§ Task description
The whole of the data is to be reproduced exactly.

[[ Data under study, beginning ]]

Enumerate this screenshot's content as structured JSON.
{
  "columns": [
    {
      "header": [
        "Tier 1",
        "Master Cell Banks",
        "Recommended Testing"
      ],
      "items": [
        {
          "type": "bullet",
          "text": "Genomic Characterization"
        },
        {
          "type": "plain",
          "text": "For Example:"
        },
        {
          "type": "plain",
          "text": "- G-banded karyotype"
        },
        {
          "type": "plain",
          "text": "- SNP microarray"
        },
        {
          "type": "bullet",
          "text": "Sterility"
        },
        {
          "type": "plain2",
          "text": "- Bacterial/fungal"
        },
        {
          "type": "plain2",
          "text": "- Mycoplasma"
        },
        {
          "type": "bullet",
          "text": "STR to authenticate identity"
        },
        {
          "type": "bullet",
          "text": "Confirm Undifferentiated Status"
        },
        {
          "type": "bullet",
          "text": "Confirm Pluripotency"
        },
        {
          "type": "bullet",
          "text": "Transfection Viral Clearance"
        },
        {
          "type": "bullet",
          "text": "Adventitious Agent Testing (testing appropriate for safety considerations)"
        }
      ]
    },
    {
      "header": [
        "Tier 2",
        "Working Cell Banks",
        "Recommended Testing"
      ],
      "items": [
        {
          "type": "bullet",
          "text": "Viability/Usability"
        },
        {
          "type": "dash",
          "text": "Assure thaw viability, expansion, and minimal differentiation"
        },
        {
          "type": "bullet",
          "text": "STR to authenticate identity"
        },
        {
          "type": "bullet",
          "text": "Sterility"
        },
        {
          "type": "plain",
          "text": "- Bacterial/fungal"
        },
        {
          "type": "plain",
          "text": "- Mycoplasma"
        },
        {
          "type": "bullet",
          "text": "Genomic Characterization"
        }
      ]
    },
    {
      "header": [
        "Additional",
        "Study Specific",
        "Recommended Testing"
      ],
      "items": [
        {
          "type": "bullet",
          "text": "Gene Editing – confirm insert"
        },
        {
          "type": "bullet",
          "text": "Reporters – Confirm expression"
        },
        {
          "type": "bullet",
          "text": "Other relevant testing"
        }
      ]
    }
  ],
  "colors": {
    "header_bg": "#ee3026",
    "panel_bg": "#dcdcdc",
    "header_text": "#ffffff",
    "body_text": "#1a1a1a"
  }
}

[[ Data under study, end ]]

§ Finished exercise
Enumerate this screenshot's content as structured JSON.
{
  "columns": [
    {
      "header": [
        "Tier 1",
        "Master Cell Banks",
        "Recommended Testing"
      ],
      "items": [
        {
          "type": "bullet",
          "text": "Genomic Characterization"
        },
        {
          "type": "plain",
          "text": "For Example:"
        },
        {
          "type": "plain",
          "text": "- G-banded karyotype"
        },
        {
          "type": "plain",
          "text": "- SNP microarray"
        },
        {
          "type": "bullet",
          "text": "Sterility"
        },
        {
          "type": "plain2",
          "text": "- Bacterial/fungal"
        },
        {
          "type": "plain2",
          "text": "- Mycoplasma"
        },
        {
          "type": "bullet",
          "text": "STR to authenticate identity"
        },
        {
          "type": "bullet",
          "text": "Confirm Undifferentiated Status"
        },
        {
          "type": "bullet",
          "text": "Confirm Pluripotency"
        },
        {
          "type": "bullet",
          "text": "Transfection Viral Clearance"
        },
        {
          "type": "bullet",
          "text": "Adventitious Agent Testing (testing appropriate for safety considerations)"
        }
      ]
    },
    {
      "header": [
        "Tier 2",
        "Working Cell Banks",
        "Recommended Testing"
      ],
      "items": [
        {
          "type": "bullet",
          "text": "Viability/Usability"
        },
        {
          "type": "dash",
          "text": "Assure thaw viability, expansion, and minimal differentiation"
        },
        {
          "type": "bullet",
          "text": "STR to authenticate identity"
        },
        {
          "type": "bullet",
          "text": "Sterility"
        },
        {
          "type": "plain",
          "text": "- Bacterial/fungal"
        },
        {
          "type": "plain",
          "text": "- Mycoplasma"
        },
        {
          "type": "bullet",
          "text": "Genomic Characterization"
        }
      ]
    },
    {
      "header": [
        "Additional",
        "Study Specific",
        "Recommended Testing"
      ],
      "items": [
        {
          "type": "bullet",
          "text": "Gene Editing – confirm insert"
        },
        {
          "type": "bullet",
          "text": "Reporters – Confirm expression"
        },
        {
          "type": "bullet",
          "text": "Other relevant testing"
        }
      ]
    }
  ],
  "colors": {
    "header_bg": "#ee3026",
    "panel_bg": "#dcdcdc",
    "header_text": "#ffffff",
    "body_text": "#1a1a1a"
  }
}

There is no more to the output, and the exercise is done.